What is required
Determine which lines of the records include the word "Enumerate", and copy them.

Data listing
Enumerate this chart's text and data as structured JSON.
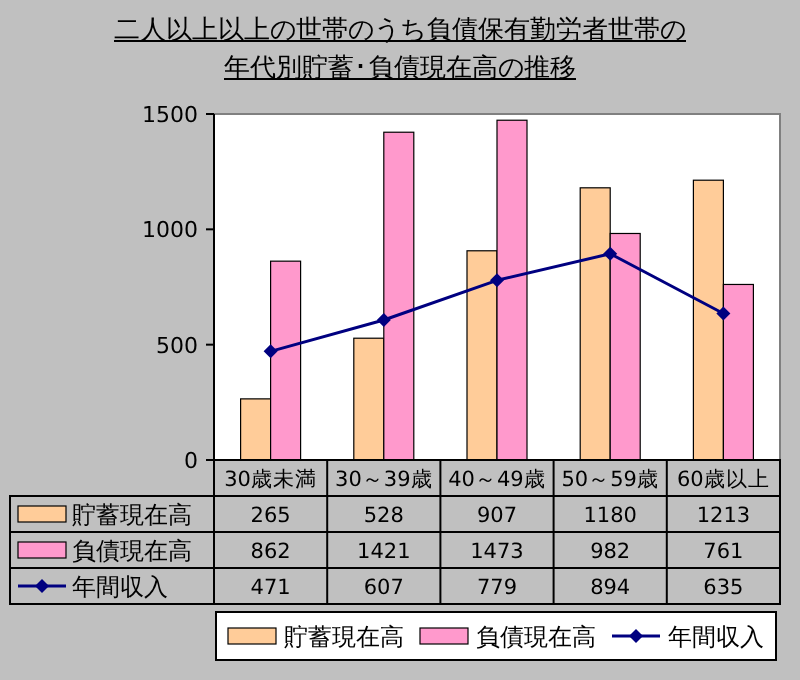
{
  "chart_data": {
    "type": "bar",
    "title": "二人以上以上の世帯のうち負債保有勤労者世帯の年代別貯蓄･負債現在高の推移",
    "categories": [
      "30歳未満",
      "30～39歳",
      "40～49歳",
      "50～59歳",
      "60歳以上"
    ],
    "series": [
      {
        "name": "貯蓄現在高",
        "color": "#ffcc99",
        "values": [
          265,
          528,
          907,
          1180,
          1213
        ]
      },
      {
        "name": "負債現在高",
        "color": "#ff99cc",
        "values": [
          862,
          1421,
          1473,
          982,
          761
        ]
      },
      {
        "name": "年間収入",
        "type": "line",
        "color": "#000080",
        "marker": "diamond",
        "values": [
          471,
          607,
          779,
          894,
          635
        ]
      }
    ],
    "ylim": [
      0,
      1500
    ],
    "yticks": [
      0,
      500,
      1000,
      1500
    ],
    "grid": false,
    "data_labels": true,
    "legend": "bottom"
  }
}
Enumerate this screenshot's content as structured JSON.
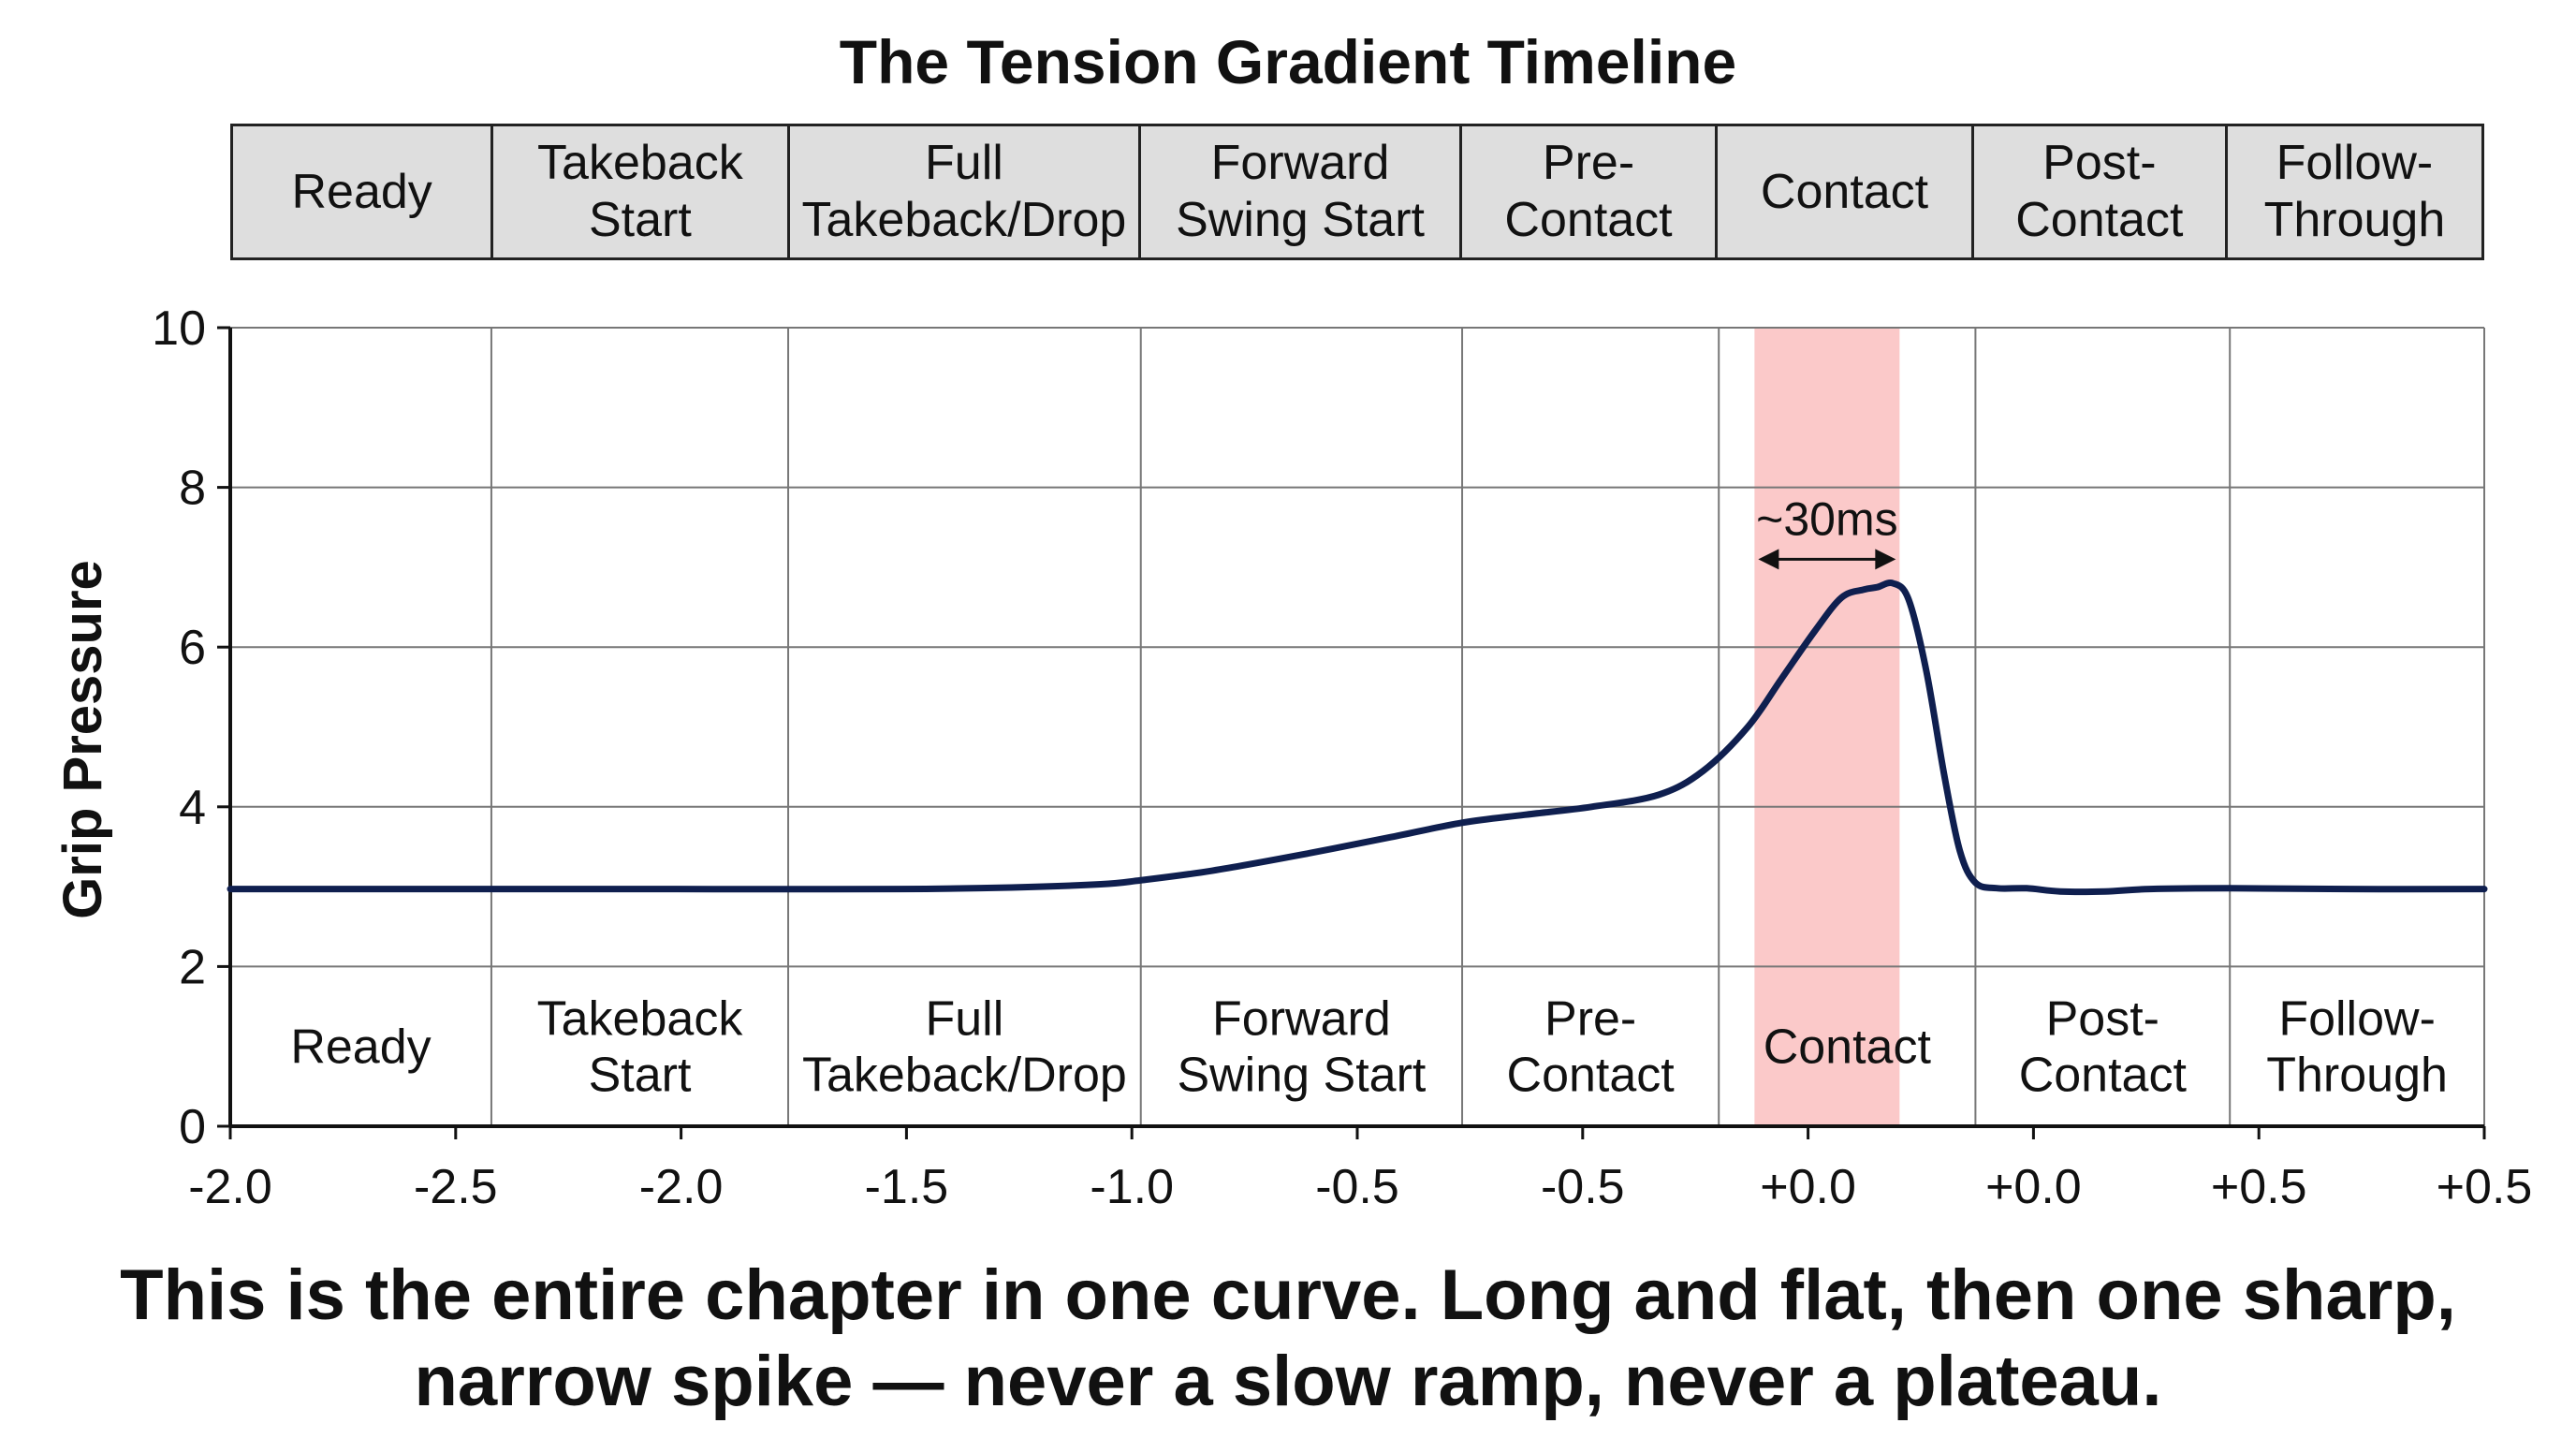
{
  "caption": "This is the entire chapter in one curve. Long and flat, then one sharp, narrow spike — never a slow ramp, never a plateau.",
  "chart_data": {
    "type": "line",
    "title": "The Tension Gradient Timeline",
    "ylabel": "Grip Pressure",
    "xlabel": "",
    "ylim": [
      0,
      10
    ],
    "yticks": [
      0,
      2,
      4,
      6,
      8,
      10
    ],
    "x_tick_labels": [
      "-2.0",
      "-2.5",
      "-2.0",
      "-1.5",
      "-1.0",
      "-0.5",
      "-0.5",
      "+0.0",
      "+0.0",
      "+0.5",
      "+0.5"
    ],
    "grid": true,
    "phases": [
      {
        "label": "Ready"
      },
      {
        "label": "Takeback\nStart"
      },
      {
        "label": "Full\nTakeback/Drop"
      },
      {
        "label": "Forward\nSwing Start"
      },
      {
        "label": "Pre-\nContact"
      },
      {
        "label": "Contact"
      },
      {
        "label": "Post-\nContact"
      },
      {
        "label": "Follow-\nThrough"
      }
    ],
    "phase_boundaries": [
      0,
      1.17,
      2.5,
      4.08,
      5.52,
      6.67,
      7.82,
      8.96,
      10.1
    ],
    "highlight": {
      "label": "Contact",
      "x_start": 6.83,
      "x_end": 7.48,
      "color": "#fbc9c9"
    },
    "annotation": {
      "text": "~30ms",
      "x_start": 6.83,
      "x_end": 7.48,
      "y": 7.1
    },
    "series_color": "#0f1f4f",
    "points": [
      [
        0,
        2.97
      ],
      [
        1.0,
        2.97
      ],
      [
        2.0,
        2.97
      ],
      [
        3.0,
        2.97
      ],
      [
        3.5,
        2.99
      ],
      [
        3.9,
        3.03
      ],
      [
        4.08,
        3.08
      ],
      [
        4.4,
        3.2
      ],
      [
        4.8,
        3.4
      ],
      [
        5.2,
        3.62
      ],
      [
        5.52,
        3.8
      ],
      [
        5.8,
        3.9
      ],
      [
        6.1,
        4.0
      ],
      [
        6.4,
        4.15
      ],
      [
        6.6,
        4.45
      ],
      [
        6.8,
        5.0
      ],
      [
        6.95,
        5.6
      ],
      [
        7.1,
        6.2
      ],
      [
        7.22,
        6.62
      ],
      [
        7.32,
        6.72
      ],
      [
        7.38,
        6.75
      ],
      [
        7.45,
        6.8
      ],
      [
        7.52,
        6.6
      ],
      [
        7.6,
        5.7
      ],
      [
        7.68,
        4.4
      ],
      [
        7.75,
        3.45
      ],
      [
        7.82,
        3.05
      ],
      [
        7.92,
        2.98
      ],
      [
        8.05,
        2.98
      ],
      [
        8.2,
        2.94
      ],
      [
        8.4,
        2.94
      ],
      [
        8.6,
        2.97
      ],
      [
        8.96,
        2.98
      ],
      [
        9.5,
        2.97
      ],
      [
        10.1,
        2.97
      ]
    ]
  }
}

Task output
Enumerate this chart's text and data as structured JSON.
Enumerate this screenshot's content as structured JSON.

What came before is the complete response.